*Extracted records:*
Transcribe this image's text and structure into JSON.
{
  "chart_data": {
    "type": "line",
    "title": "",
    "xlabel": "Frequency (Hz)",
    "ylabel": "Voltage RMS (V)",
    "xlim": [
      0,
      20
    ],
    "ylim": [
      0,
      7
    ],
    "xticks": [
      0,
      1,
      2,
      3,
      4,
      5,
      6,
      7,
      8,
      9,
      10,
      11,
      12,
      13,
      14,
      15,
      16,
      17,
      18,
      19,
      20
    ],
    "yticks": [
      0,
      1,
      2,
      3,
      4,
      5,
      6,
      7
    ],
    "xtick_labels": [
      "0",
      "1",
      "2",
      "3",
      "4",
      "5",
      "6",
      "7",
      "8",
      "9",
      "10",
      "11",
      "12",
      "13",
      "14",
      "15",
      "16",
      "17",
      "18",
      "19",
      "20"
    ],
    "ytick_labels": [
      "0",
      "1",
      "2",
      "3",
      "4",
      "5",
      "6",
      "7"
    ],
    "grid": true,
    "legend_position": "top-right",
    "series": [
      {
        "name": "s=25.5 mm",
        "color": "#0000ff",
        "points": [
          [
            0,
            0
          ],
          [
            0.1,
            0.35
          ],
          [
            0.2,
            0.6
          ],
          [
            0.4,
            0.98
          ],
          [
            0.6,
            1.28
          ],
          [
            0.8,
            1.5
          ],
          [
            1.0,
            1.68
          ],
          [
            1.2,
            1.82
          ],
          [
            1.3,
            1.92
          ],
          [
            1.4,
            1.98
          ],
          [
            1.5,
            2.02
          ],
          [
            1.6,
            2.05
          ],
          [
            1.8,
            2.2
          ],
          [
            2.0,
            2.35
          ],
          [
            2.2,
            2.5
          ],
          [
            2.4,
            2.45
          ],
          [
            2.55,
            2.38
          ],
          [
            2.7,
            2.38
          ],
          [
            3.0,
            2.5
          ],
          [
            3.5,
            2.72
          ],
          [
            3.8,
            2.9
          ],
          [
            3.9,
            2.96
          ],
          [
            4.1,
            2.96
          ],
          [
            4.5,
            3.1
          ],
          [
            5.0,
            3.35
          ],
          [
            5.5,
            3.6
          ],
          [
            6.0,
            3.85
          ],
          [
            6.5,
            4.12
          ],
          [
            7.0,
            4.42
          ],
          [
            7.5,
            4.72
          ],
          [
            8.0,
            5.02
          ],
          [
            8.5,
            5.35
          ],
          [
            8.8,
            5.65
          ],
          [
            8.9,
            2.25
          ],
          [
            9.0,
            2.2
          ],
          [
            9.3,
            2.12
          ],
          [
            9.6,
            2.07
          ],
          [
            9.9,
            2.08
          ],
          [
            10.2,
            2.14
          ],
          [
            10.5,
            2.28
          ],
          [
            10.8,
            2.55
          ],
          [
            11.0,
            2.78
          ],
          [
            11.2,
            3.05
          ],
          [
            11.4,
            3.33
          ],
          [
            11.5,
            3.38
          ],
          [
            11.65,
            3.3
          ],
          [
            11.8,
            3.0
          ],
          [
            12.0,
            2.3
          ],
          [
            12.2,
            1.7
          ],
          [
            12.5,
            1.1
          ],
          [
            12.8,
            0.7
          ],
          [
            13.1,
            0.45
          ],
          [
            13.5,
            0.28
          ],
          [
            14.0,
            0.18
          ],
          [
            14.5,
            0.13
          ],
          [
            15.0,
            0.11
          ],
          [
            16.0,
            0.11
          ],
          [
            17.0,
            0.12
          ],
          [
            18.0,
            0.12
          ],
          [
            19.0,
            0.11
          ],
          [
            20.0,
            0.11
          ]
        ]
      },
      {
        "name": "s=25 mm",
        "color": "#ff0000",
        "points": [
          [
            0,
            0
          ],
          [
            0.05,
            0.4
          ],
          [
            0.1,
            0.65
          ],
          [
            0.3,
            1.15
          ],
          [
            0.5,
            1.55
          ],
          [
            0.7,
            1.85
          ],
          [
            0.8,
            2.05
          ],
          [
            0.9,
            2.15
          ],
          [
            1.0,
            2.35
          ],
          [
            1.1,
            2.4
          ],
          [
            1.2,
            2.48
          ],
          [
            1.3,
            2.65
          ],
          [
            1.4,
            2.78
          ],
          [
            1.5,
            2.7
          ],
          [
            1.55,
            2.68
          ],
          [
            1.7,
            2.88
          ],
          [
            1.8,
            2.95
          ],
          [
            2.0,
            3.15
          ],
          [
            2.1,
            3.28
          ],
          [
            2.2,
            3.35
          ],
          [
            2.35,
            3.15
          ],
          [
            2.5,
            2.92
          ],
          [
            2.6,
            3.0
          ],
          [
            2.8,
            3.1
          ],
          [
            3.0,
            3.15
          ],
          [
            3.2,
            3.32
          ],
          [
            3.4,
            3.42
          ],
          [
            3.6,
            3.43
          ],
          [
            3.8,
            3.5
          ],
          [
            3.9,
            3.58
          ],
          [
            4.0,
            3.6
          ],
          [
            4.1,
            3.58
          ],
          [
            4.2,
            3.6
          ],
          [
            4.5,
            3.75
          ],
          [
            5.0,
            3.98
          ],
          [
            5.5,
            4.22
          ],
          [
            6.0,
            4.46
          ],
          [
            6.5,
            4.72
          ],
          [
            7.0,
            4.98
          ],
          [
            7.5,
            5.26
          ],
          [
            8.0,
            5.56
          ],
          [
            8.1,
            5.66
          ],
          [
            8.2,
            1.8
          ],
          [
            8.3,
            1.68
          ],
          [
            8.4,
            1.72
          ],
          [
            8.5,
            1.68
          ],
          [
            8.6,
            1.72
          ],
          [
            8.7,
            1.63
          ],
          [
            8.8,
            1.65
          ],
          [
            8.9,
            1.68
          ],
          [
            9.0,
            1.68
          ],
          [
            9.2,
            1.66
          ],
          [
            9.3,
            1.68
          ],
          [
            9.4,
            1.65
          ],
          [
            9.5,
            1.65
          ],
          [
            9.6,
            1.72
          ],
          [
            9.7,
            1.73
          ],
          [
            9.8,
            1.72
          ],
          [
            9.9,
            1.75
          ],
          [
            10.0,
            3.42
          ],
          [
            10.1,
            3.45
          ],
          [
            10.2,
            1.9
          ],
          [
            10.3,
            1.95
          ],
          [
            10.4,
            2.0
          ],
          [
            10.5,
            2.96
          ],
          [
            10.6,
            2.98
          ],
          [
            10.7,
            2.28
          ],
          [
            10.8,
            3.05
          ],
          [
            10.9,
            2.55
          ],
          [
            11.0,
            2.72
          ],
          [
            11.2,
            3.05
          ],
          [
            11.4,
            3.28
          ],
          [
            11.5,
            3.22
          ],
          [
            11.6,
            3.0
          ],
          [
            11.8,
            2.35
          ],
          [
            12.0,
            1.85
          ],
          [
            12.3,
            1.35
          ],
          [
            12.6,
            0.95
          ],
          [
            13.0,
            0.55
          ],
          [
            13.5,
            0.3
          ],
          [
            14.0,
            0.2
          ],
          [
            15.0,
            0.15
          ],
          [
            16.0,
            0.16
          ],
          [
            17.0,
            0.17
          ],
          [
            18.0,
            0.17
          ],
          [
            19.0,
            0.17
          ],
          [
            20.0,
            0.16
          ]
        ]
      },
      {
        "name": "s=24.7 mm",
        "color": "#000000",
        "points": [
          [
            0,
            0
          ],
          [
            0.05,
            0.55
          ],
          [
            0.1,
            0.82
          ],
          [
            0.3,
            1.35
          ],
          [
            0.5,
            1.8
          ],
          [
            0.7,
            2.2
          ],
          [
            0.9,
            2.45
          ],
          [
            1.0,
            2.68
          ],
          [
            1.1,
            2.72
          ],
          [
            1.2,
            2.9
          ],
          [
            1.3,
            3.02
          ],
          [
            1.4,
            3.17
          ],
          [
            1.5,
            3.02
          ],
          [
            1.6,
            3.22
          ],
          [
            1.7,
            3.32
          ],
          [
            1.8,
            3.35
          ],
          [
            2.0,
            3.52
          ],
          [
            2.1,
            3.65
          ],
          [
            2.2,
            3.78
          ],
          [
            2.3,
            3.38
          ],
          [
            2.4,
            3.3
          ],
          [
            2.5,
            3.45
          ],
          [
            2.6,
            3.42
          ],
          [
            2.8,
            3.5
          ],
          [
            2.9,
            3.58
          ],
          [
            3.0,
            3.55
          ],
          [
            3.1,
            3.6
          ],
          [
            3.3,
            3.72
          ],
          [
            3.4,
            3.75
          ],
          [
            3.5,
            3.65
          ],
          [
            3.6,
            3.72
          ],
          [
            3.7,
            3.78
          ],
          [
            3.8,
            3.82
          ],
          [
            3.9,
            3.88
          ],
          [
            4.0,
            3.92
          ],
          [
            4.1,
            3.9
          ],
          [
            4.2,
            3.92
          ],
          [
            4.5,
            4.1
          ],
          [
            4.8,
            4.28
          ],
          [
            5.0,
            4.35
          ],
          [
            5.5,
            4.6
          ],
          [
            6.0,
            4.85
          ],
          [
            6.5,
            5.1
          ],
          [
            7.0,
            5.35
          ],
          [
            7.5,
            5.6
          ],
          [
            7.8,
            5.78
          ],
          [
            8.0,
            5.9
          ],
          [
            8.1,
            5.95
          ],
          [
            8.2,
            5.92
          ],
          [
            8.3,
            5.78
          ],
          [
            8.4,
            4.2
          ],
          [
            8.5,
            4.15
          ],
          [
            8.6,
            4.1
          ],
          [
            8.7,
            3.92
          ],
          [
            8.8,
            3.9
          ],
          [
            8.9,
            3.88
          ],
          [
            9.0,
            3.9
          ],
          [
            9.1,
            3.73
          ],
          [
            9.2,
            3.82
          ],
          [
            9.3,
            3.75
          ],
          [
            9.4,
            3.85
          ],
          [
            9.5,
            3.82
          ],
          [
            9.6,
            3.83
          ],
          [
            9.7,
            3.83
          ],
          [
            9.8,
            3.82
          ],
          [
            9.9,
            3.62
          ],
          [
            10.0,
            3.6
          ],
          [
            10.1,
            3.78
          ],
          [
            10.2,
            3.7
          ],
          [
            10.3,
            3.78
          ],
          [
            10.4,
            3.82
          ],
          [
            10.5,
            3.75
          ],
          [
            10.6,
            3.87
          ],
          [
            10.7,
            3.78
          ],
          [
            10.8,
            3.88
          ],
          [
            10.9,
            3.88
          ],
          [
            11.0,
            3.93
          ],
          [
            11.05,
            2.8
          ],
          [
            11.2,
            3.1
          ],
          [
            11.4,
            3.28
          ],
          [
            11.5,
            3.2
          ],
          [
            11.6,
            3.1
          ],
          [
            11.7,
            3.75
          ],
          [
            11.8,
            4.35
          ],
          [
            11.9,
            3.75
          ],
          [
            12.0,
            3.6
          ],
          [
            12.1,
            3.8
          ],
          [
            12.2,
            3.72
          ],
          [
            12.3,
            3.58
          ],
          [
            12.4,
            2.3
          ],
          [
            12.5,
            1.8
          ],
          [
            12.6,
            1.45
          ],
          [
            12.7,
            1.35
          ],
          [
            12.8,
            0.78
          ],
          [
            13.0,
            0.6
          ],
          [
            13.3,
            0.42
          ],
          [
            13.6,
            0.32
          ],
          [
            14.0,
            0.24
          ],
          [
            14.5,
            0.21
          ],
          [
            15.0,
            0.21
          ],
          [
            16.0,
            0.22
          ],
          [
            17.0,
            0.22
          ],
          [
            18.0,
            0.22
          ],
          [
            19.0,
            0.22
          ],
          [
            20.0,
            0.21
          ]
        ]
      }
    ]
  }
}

*Exercise requirements:* Copy each line of the entries that includes the word "color".

*The reply:*
        "color": "#0000ff",
        "color": "#ff0000",
        "color": "#000000",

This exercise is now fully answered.